#### Task prompt:
Quote verbatim the stretch of the data from the line containing "chevron-right-icon <box>523 390 535 406</box>" through the line containing "caption-highlight-plane: 「Plane」 <box>580", including both of those lines.

#### Exercise material:
::::

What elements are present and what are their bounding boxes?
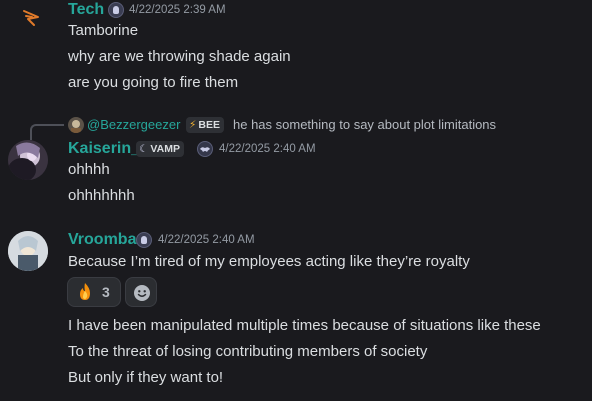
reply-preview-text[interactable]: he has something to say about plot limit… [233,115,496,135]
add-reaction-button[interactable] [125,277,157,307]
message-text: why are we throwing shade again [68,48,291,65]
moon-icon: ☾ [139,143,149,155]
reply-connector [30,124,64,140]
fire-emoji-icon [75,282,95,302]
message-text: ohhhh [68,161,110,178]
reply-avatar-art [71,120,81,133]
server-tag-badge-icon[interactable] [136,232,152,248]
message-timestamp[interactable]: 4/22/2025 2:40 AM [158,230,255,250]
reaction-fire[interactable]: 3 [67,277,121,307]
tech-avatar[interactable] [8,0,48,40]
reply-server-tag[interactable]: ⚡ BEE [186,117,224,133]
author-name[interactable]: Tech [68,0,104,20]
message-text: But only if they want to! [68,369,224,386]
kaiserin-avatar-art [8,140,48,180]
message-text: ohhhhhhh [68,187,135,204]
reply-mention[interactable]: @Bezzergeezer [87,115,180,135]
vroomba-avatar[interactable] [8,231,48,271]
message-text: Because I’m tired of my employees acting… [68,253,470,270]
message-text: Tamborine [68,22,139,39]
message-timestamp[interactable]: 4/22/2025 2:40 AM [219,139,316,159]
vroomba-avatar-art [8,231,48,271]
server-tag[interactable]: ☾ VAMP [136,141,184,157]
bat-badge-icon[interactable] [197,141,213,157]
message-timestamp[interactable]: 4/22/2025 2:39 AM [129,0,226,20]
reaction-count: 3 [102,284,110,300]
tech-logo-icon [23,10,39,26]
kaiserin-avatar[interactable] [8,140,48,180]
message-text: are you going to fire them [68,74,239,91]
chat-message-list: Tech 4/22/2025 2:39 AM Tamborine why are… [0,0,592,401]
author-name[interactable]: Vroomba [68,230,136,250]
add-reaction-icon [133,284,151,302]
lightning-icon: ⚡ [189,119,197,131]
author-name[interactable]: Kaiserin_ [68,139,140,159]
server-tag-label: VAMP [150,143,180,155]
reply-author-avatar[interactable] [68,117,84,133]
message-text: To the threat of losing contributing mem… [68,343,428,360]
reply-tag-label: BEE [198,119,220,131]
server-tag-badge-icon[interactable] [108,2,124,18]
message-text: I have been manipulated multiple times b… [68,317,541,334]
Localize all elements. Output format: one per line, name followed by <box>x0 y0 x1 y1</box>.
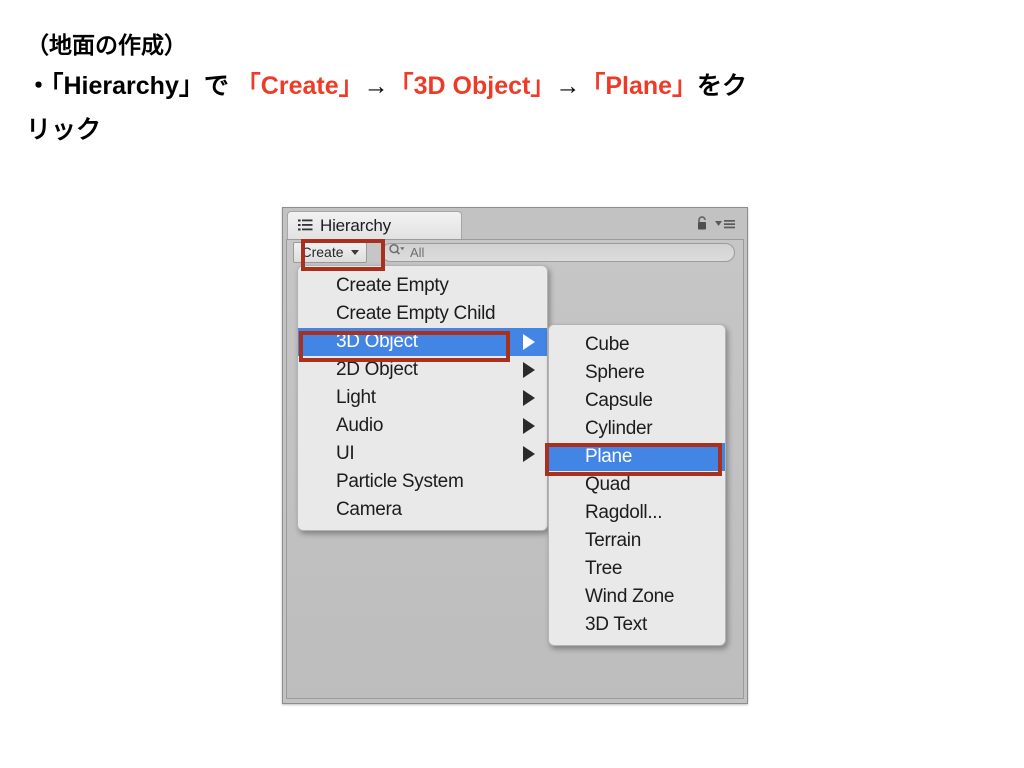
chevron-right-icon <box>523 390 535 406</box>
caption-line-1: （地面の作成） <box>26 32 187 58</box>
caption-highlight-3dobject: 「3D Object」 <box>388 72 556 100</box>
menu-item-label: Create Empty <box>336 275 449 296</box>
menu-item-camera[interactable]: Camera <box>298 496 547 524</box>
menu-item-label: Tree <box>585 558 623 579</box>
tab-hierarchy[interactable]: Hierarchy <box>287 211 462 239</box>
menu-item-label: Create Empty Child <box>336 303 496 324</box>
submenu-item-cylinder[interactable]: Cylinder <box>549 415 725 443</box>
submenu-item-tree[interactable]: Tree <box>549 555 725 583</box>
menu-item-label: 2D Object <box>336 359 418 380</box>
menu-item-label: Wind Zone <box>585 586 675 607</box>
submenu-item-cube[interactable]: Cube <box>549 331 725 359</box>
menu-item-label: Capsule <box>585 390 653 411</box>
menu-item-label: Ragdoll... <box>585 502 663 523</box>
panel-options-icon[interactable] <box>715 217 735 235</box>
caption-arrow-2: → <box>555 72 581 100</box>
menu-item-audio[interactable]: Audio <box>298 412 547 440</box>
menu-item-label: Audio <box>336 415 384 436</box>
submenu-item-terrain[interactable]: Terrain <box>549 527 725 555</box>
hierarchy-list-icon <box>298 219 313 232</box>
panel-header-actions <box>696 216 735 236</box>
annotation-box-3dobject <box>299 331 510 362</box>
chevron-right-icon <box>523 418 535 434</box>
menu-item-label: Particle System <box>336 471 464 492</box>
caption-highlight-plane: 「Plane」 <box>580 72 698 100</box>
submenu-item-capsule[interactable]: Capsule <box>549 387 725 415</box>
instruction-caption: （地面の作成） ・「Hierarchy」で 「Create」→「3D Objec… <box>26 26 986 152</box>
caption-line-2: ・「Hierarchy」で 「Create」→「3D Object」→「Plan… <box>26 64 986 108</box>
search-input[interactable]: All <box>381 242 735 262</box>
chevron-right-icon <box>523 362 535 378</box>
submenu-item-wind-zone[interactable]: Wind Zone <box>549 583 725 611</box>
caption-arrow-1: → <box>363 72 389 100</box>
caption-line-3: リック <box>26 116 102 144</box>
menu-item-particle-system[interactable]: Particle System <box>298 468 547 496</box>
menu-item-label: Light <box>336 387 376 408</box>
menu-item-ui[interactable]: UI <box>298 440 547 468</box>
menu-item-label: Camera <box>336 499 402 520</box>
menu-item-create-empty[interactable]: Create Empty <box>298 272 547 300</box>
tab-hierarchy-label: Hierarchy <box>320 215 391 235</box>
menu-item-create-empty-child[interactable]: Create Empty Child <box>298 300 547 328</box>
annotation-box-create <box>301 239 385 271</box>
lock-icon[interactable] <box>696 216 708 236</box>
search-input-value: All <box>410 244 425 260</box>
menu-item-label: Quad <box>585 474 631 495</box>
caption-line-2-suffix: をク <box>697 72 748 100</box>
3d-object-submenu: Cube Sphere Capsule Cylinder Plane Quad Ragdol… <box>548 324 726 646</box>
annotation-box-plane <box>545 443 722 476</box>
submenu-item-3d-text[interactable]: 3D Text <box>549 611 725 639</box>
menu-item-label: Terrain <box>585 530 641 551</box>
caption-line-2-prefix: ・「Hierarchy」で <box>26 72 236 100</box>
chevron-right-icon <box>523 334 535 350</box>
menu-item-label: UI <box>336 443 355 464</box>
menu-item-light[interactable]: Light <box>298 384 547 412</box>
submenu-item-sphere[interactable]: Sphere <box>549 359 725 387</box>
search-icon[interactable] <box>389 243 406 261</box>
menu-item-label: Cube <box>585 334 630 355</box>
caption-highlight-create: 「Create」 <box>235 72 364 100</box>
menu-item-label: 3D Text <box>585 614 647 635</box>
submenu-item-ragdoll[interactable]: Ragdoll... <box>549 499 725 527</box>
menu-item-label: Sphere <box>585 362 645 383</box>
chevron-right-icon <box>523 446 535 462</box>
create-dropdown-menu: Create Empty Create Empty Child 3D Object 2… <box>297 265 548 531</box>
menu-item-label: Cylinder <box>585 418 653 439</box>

::::

#### Reply to the task:
chevron-right-icon <box>523 390 535 406</box>
caption-line-1: （地面の作成） <box>26 32 187 58</box>
caption-highlight-3dobject: 「3D Object」 <box>388 72 556 100</box>
menu-item-label: Create Empty <box>336 275 449 296</box>
menu-item-camera[interactable]: Camera <box>298 496 547 524</box>
menu-item-label: Tree <box>585 558 623 579</box>
tab-hierarchy[interactable]: Hierarchy <box>287 211 462 239</box>
menu-item-label: Create Empty Child <box>336 303 496 324</box>
submenu-item-cylinder[interactable]: Cylinder <box>549 415 725 443</box>
submenu-item-tree[interactable]: Tree <box>549 555 725 583</box>
menu-item-label: 2D Object <box>336 359 418 380</box>
menu-item-label: Wind Zone <box>585 586 675 607</box>
submenu-item-cube[interactable]: Cube <box>549 331 725 359</box>
menu-item-label: Capsule <box>585 390 653 411</box>
menu-item-label: Ragdoll... <box>585 502 663 523</box>
panel-options-icon[interactable] <box>715 217 735 235</box>
caption-arrow-2: → <box>555 72 581 100</box>
menu-item-audio[interactable]: Audio <box>298 412 547 440</box>
menu-item-label: Audio <box>336 415 384 436</box>
submenu-item-terrain[interactable]: Terrain <box>549 527 725 555</box>
hierarchy-list-icon <box>298 219 313 232</box>
panel-header-actions <box>696 216 735 236</box>
annotation-box-3dobject <box>299 331 510 362</box>
chevron-right-icon <box>523 418 535 434</box>
menu-item-label: Particle System <box>336 471 464 492</box>
caption-highlight-plane: 「Plane」 <box>580 72 698 100</box>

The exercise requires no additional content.